## Set task
Change every "staticText" to "text" throughout the rows below and reproduce them with nothing else altered. Omit the pictures from your answer.

--- BEGIN Extracted entries ---

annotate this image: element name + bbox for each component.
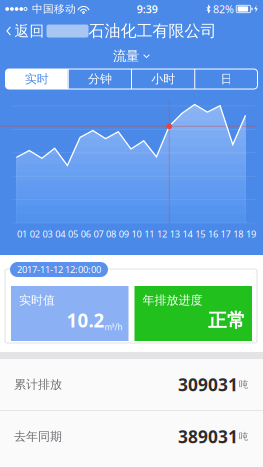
staticText: 10 bbox=[132, 228, 142, 240]
staticText: 吨 bbox=[239, 431, 248, 442]
staticText: 10.2 bbox=[66, 308, 104, 332]
staticText: 14 bbox=[182, 228, 192, 240]
staticText: 06 bbox=[81, 228, 91, 240]
staticText: 9:39 bbox=[137, 2, 158, 16]
staticText: 年排放进度 bbox=[142, 293, 202, 308]
staticText: m³/h bbox=[104, 322, 122, 332]
staticText: 2017-11-12 12:00:00 bbox=[17, 263, 101, 276]
staticText: 12 bbox=[157, 228, 167, 240]
staticText: 11 bbox=[144, 228, 154, 240]
button[interactable]: 实时 bbox=[6, 69, 68, 89]
staticText: 石油化工有限公司 bbox=[88, 21, 216, 41]
staticText: 18 bbox=[233, 228, 243, 240]
staticText: 中国移动 bbox=[32, 2, 76, 16]
staticText: 去年同期 bbox=[14, 429, 62, 444]
staticText: 实时值 bbox=[19, 293, 55, 308]
staticText: 09 bbox=[119, 228, 129, 240]
button[interactable]: 分钟 bbox=[69, 69, 131, 89]
staticText: 13 bbox=[170, 228, 180, 240]
button[interactable]: 小时 bbox=[132, 69, 194, 89]
staticText: 82% bbox=[213, 2, 234, 16]
staticText: 返回 bbox=[14, 22, 44, 40]
button[interactable]: 返回 bbox=[0, 18, 50, 44]
staticText: 小时 bbox=[151, 72, 175, 86]
staticText: 04 bbox=[55, 228, 65, 240]
staticText: 17 bbox=[221, 228, 231, 240]
staticText: 02 bbox=[30, 228, 40, 240]
staticText: 分钟 bbox=[88, 72, 112, 86]
staticText: 累计排放 bbox=[14, 377, 62, 392]
button[interactable]: 累计排放 bbox=[0, 359, 263, 410]
staticText: 01 bbox=[17, 228, 27, 240]
button[interactable]: 日 bbox=[195, 69, 257, 89]
button[interactable]: 去年同期 bbox=[0, 411, 263, 462]
staticText: 吨 bbox=[239, 379, 248, 390]
staticText: 389031 bbox=[178, 425, 238, 448]
staticText: 日 bbox=[220, 72, 232, 86]
staticText: 15 bbox=[195, 228, 205, 240]
staticText: 08 bbox=[106, 228, 116, 240]
staticText: 16 bbox=[208, 228, 218, 240]
staticText: 309031 bbox=[178, 373, 238, 396]
staticText: 07 bbox=[93, 228, 103, 240]
staticText: 流量 bbox=[113, 48, 139, 64]
button[interactable]: 流量 bbox=[113, 44, 150, 68]
staticText: 05 bbox=[68, 228, 78, 240]
staticText: 19 bbox=[246, 228, 256, 240]
staticText: 正常 bbox=[208, 309, 246, 332]
staticText: 实时 bbox=[25, 72, 49, 86]
staticText: 03 bbox=[42, 228, 52, 240]
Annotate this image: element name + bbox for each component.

--- END Extracted entries ---

## Written solution
annotate this image: element name + bbox for each component.
text: 10 bbox=[132, 228, 142, 240]
text: 吨 bbox=[239, 431, 248, 442]
text: 10.2 bbox=[66, 308, 104, 332]
text: 14 bbox=[182, 228, 192, 240]
text: 06 bbox=[81, 228, 91, 240]
text: 9:39 bbox=[137, 2, 158, 16]
text: 年排放进度 bbox=[142, 293, 202, 308]
text: m³/h bbox=[104, 322, 122, 332]
text: 2017-11-12 12:00:00 bbox=[17, 263, 101, 276]
text: 12 bbox=[157, 228, 167, 240]
text: 11 bbox=[144, 228, 154, 240]
button[interactable]: 实时 bbox=[6, 69, 68, 89]
text: 石油化工有限公司 bbox=[88, 21, 216, 41]
text: 18 bbox=[233, 228, 243, 240]
text: 中国移动 bbox=[32, 2, 76, 16]
text: 去年同期 bbox=[14, 429, 62, 444]
text: 实时值 bbox=[19, 293, 55, 308]
text: 09 bbox=[119, 228, 129, 240]
button[interactable]: 分钟 bbox=[69, 69, 131, 89]
text: 13 bbox=[170, 228, 180, 240]
button[interactable]: 小时 bbox=[132, 69, 194, 89]
text: 82% bbox=[213, 2, 234, 16]
text: 返回 bbox=[14, 22, 44, 40]
button[interactable]: 返回 bbox=[0, 18, 50, 44]
text: 小时 bbox=[151, 72, 175, 86]
text: 04 bbox=[55, 228, 65, 240]
text: 17 bbox=[221, 228, 231, 240]
text: 02 bbox=[30, 228, 40, 240]
text: 分钟 bbox=[88, 72, 112, 86]
text: 累计排放 bbox=[14, 377, 62, 392]
button[interactable]: 累计排放 bbox=[0, 359, 263, 410]
text: 01 bbox=[17, 228, 27, 240]
button[interactable]: 日 bbox=[195, 69, 257, 89]
button[interactable]: 去年同期 bbox=[0, 411, 263, 462]
text: 吨 bbox=[239, 379, 248, 390]
text: 389031 bbox=[178, 425, 238, 448]
text: 日 bbox=[220, 72, 232, 86]
text: 15 bbox=[195, 228, 205, 240]
text: 08 bbox=[106, 228, 116, 240]
text: 16 bbox=[208, 228, 218, 240]
text: 309031 bbox=[178, 373, 238, 396]
text: 07 bbox=[93, 228, 103, 240]
text: 流量 bbox=[113, 48, 139, 64]
button[interactable]: 流量 bbox=[113, 44, 150, 68]
text: 05 bbox=[68, 228, 78, 240]
text: 19 bbox=[246, 228, 256, 240]
text: 正常 bbox=[208, 309, 246, 332]
text: 实时 bbox=[25, 72, 49, 86]
text: 03 bbox=[42, 228, 52, 240]
Annotate this image: element name + bbox for each component.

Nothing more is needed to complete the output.